Using the listing below, extract each line that has the word "startu" in it.

━━━ Source data ━━━

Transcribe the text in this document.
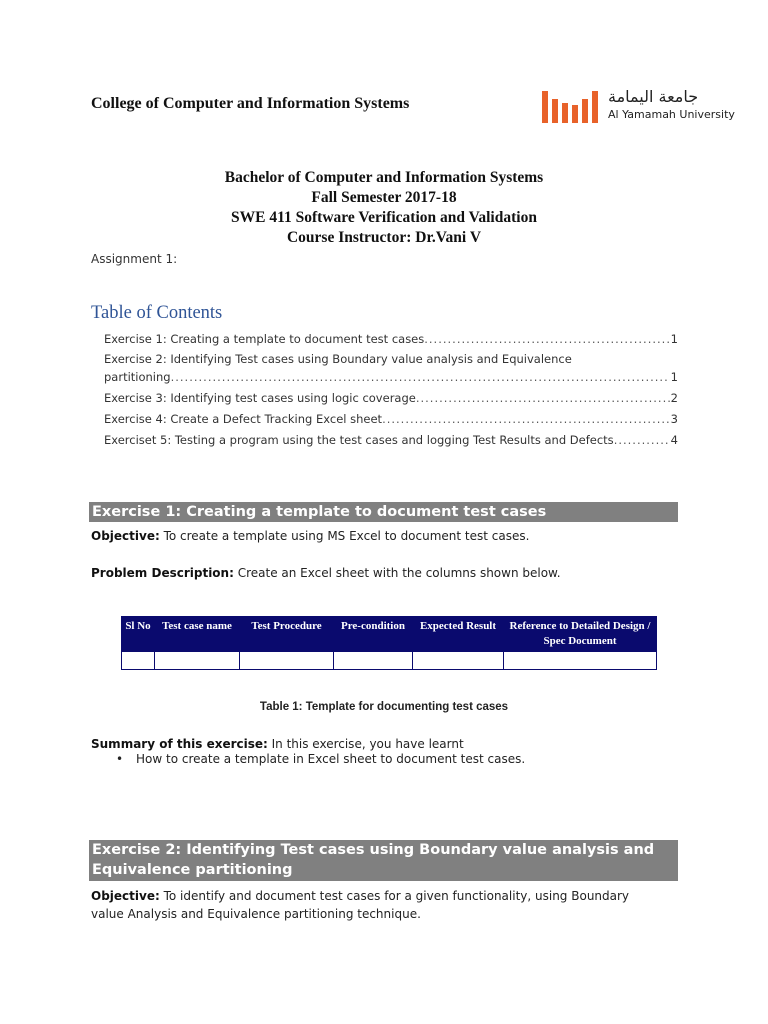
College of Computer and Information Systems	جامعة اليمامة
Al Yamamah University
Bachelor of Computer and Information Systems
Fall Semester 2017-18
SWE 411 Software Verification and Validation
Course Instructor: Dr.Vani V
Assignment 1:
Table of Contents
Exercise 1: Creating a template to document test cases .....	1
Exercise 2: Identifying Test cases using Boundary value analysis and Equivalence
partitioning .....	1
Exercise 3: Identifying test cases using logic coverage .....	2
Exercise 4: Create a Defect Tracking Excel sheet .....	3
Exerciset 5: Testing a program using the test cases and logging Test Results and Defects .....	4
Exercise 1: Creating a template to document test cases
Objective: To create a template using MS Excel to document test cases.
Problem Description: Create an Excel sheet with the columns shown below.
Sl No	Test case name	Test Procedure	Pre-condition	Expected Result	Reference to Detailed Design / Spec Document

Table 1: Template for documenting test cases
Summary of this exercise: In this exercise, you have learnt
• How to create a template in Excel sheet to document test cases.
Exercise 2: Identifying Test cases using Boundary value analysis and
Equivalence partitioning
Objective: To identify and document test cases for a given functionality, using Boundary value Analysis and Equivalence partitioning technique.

━━━
━━━ Source data ━━━

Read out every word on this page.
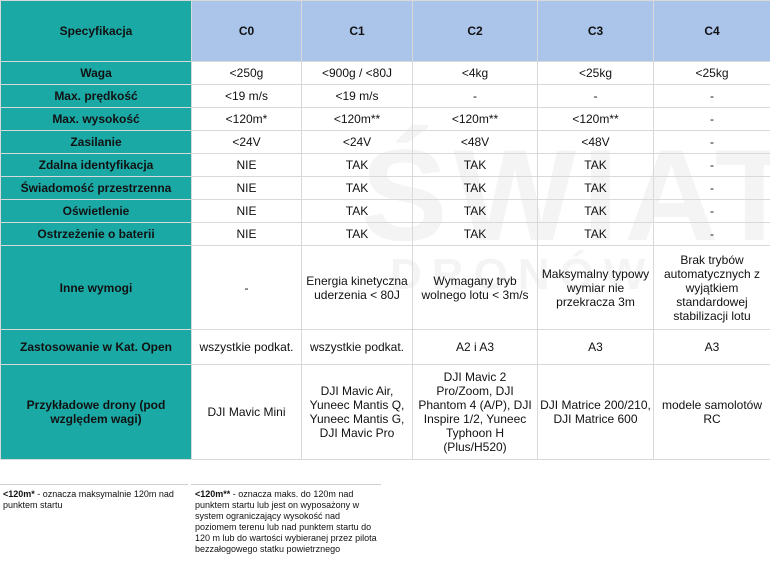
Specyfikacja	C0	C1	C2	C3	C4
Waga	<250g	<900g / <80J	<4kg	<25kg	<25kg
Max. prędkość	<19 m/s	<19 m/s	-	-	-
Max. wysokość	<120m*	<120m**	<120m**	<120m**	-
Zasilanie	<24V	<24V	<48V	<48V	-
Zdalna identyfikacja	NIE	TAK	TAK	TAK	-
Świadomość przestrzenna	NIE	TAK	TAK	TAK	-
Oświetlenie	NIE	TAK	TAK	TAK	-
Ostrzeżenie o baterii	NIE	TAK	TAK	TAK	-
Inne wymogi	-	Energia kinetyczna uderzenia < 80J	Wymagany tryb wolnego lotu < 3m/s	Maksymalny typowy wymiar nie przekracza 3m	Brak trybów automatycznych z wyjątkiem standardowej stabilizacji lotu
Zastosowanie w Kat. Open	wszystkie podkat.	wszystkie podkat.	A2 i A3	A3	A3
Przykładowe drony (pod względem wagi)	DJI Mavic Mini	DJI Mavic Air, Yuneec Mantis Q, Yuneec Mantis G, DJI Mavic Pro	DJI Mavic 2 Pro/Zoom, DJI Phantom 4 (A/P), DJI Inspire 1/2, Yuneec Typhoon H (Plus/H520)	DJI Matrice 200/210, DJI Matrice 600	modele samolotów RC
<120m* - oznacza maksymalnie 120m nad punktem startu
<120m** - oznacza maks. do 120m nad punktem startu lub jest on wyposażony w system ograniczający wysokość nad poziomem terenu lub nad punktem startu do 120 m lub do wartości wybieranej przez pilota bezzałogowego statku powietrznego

━━━

▶ [Output for this exercise]
<120m* - oznacza maksymalnie 120m nad punktem startu
<120m** - oznacza maks. do 120m nad punktem startu lub jest on wyposażony w system ograniczający wysokość nad poziomem terenu lub nad punktem startu do 120 m lub do wartości wybieranej przez pilota bezzałogowego statku powietrznego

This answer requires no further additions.